__WORK TO COMPLETE__:
Collect every line below that contains the word "registry".

Collected data:
______
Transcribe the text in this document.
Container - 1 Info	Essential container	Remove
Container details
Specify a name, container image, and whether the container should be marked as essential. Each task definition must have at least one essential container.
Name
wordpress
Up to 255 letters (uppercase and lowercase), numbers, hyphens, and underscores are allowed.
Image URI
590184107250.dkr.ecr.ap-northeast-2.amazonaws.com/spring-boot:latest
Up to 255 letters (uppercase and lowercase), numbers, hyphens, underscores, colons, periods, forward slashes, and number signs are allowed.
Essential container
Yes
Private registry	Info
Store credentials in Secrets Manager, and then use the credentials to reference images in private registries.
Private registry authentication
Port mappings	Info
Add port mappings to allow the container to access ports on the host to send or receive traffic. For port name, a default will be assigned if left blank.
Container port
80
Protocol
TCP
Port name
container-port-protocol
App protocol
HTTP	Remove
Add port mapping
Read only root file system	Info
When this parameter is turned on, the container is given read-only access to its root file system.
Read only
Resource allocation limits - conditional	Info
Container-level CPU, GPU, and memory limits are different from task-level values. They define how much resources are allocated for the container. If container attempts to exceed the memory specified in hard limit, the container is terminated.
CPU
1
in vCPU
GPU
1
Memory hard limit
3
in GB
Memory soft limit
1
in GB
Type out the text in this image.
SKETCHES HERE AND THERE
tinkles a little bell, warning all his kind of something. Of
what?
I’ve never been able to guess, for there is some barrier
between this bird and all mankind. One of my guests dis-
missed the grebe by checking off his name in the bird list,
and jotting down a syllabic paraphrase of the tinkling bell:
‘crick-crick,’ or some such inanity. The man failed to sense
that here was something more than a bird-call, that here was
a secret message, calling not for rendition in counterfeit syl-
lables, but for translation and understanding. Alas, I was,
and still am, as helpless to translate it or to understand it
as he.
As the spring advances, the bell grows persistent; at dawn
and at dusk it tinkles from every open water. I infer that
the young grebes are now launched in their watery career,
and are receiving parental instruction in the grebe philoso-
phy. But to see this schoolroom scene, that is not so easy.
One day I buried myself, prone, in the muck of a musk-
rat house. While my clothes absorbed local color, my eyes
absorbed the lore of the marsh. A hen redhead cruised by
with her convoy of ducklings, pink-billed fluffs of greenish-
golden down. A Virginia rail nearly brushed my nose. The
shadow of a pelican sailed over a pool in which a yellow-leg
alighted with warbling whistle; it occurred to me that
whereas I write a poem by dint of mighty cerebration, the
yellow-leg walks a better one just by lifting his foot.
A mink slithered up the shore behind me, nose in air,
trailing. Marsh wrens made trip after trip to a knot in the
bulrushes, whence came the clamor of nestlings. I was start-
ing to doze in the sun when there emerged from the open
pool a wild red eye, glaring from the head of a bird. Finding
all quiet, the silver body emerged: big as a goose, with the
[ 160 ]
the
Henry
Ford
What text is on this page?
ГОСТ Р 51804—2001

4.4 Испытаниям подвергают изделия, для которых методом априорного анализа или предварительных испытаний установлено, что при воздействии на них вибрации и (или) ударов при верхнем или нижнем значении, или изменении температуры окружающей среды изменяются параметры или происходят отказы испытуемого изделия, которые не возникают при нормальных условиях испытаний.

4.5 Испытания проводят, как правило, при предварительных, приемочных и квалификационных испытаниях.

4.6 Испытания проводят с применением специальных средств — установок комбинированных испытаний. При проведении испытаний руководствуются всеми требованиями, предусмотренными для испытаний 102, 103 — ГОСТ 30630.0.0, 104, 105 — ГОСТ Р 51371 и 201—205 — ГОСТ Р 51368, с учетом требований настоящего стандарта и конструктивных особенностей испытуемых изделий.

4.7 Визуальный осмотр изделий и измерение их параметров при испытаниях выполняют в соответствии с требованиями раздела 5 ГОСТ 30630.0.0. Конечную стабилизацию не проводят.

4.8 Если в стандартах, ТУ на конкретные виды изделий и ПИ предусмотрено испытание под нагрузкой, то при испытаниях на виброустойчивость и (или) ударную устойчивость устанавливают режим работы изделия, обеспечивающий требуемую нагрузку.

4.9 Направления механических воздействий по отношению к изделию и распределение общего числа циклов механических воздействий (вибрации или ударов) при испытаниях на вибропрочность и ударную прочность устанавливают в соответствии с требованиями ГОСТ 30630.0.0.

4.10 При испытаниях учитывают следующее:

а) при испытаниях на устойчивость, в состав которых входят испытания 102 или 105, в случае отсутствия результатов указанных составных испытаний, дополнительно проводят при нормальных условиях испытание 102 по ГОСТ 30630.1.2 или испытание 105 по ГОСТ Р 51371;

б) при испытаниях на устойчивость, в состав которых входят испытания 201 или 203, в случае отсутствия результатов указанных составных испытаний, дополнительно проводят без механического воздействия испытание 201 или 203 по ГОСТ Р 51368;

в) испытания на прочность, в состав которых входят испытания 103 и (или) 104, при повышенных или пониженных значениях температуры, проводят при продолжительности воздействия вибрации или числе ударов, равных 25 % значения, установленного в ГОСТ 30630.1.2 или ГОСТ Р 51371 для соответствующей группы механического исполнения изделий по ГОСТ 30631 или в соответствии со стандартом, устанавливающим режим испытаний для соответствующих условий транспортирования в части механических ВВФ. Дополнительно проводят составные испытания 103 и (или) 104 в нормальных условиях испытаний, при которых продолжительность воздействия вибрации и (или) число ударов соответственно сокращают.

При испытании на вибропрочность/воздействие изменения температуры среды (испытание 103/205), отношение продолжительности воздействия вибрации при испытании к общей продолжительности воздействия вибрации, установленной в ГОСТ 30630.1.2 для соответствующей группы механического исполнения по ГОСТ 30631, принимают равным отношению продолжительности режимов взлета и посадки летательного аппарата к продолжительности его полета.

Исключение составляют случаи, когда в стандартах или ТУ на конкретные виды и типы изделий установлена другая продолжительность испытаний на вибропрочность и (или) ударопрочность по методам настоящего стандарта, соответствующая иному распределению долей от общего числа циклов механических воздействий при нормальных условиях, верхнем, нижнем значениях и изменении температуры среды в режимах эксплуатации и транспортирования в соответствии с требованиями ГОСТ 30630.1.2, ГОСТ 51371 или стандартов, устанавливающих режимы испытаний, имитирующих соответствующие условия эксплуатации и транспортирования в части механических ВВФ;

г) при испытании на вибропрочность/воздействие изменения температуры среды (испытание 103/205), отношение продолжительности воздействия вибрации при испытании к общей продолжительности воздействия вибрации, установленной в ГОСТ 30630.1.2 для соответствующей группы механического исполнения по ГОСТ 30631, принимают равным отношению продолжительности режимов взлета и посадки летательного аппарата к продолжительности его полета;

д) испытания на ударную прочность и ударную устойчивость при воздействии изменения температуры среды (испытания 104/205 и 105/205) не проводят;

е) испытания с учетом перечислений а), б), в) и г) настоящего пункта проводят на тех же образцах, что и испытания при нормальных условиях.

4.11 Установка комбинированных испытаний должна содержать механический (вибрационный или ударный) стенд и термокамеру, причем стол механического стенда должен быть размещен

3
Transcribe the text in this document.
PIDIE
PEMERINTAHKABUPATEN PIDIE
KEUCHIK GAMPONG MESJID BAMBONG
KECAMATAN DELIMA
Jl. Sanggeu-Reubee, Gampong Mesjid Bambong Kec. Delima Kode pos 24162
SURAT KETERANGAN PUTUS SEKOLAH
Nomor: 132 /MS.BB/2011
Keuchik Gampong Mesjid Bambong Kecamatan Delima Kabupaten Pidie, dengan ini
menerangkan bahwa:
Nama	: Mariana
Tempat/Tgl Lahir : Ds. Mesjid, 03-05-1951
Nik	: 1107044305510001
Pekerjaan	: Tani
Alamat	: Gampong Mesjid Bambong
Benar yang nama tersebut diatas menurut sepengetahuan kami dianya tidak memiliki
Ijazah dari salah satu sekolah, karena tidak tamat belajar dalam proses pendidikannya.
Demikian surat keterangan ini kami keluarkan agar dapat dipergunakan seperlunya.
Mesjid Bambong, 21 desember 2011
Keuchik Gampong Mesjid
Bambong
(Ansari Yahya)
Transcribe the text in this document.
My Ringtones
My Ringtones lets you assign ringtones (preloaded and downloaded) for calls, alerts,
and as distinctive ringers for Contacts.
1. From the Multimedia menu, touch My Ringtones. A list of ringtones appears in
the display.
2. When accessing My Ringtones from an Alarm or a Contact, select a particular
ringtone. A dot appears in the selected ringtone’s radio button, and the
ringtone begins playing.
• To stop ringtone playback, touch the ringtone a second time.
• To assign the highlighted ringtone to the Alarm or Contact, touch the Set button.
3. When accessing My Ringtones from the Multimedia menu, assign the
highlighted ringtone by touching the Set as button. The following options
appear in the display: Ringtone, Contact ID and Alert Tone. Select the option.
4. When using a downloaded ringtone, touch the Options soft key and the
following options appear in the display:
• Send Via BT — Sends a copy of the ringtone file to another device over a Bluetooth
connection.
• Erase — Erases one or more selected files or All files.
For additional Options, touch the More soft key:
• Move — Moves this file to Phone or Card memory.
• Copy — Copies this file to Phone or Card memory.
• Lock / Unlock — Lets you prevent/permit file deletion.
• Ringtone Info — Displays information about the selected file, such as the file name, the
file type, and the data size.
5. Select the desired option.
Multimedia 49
______
__REPLY__:
Private registry	Info
Private registry authentication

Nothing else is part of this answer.